● EXERCISE GOAL:
Search the material for the string "四边形BCFD是平行四边形" and copy each line where it occurs.

● DATASET RECORDS:

.....

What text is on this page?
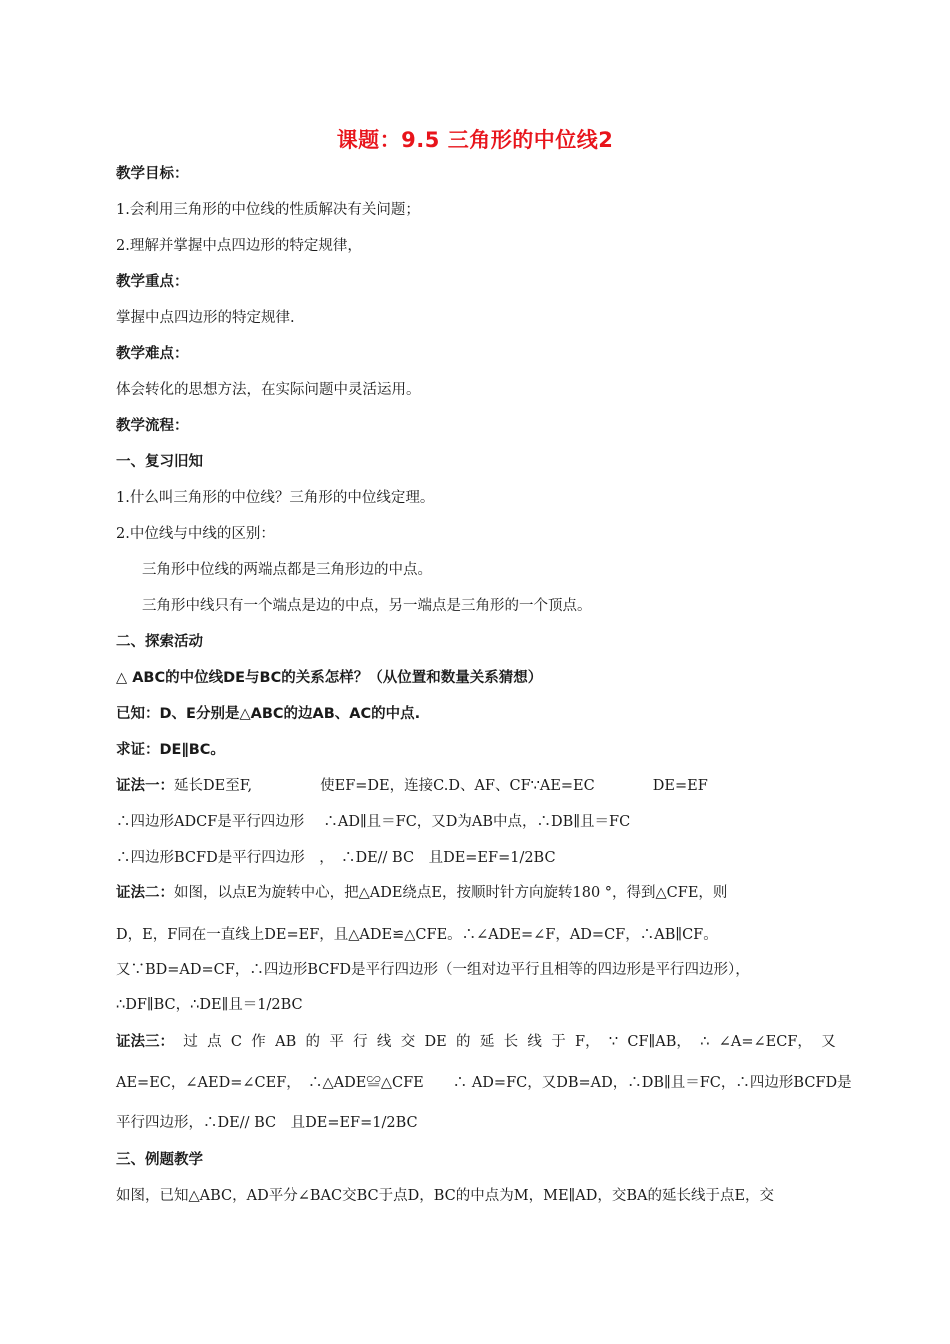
课题：9.5 三角形的中位线2
教学目标：
1.会利用三角形的中位线的性质解决有关问题；
2.理解并掌握中点四边形的特定规律，
教学重点：
掌握中点四边形的特定规律.
教学难点：
体会转化的思想方法，在实际问题中灵活运用。
教学流程：
一、复习旧知
1.什么叫三角形的中位线？三角形的中位线定理。
2.中位线与中线的区别：
三角形中位线的两端点都是三角形边的中点。
三角形中线只有一个端点是边的中点，另一端点是三角形的一个顶点。
二、探索活动
△ ABC的中位线DE与BC的关系怎样？（从位置和数量关系猜想）
已知：D、E分别是△ABC的边AB、AC的中点.
求证：DE∥BC。
证法一：延长DE至F,	使EF=DE，连接C.D、AF、CF∵AE=EC	DE=EF
∴四边形ADCF是平行四边形　 ∴AD∥且＝FC，又D为AB中点，∴DB∥且＝FC
∴四边形BCFD是平行四边形　，　∴DE// BC　且DE=EF=1/2BC
证法二：如图，以点E为旋转中心，把△ADE绕点E，按顺时针方向旋转180 °，得到△CFE，则
D，E，F同在一直线上DE=EF，且△ADE≌△CFE。∴∠ADE=∠F，AD=CF，∴AB∥CF。
又∵BD=AD=CF，∴四边形BCFD是平行四边形（一组对边平行且相等的四边形是平行四边形），
∴DF∥BC，∴DE∥且＝1/2BC
证法三： 过 点 C 作 AB 的 平 行 线 交 DE 的 延 长 线 于 F， ∵ CF∥AB， ∴ ∠A=∠ECF， 又
AE=EC，∠AED=∠CEF，　∴△ADE≌△CFE　　∴ AD=FC，又DB=AD，∴DB∥且＝FC，∴四边形BCFD是
平行四边形，∴DE// BC　且DE=EF=1/2BC
三、例题教学
如图，已知△ABC，AD平分∠BAC交BC于点D，BC的中点为M，ME∥AD，交BA的延长线于点E，交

.....

● TASK ANSWER:
∴四边形BCFD是平行四边形　，　∴DE// BC　且DE=EF=1/2BC
又∵BD=AD=CF，∴四边形BCFD是平行四边形（一组对边平行且相等的四边形是平行四边形），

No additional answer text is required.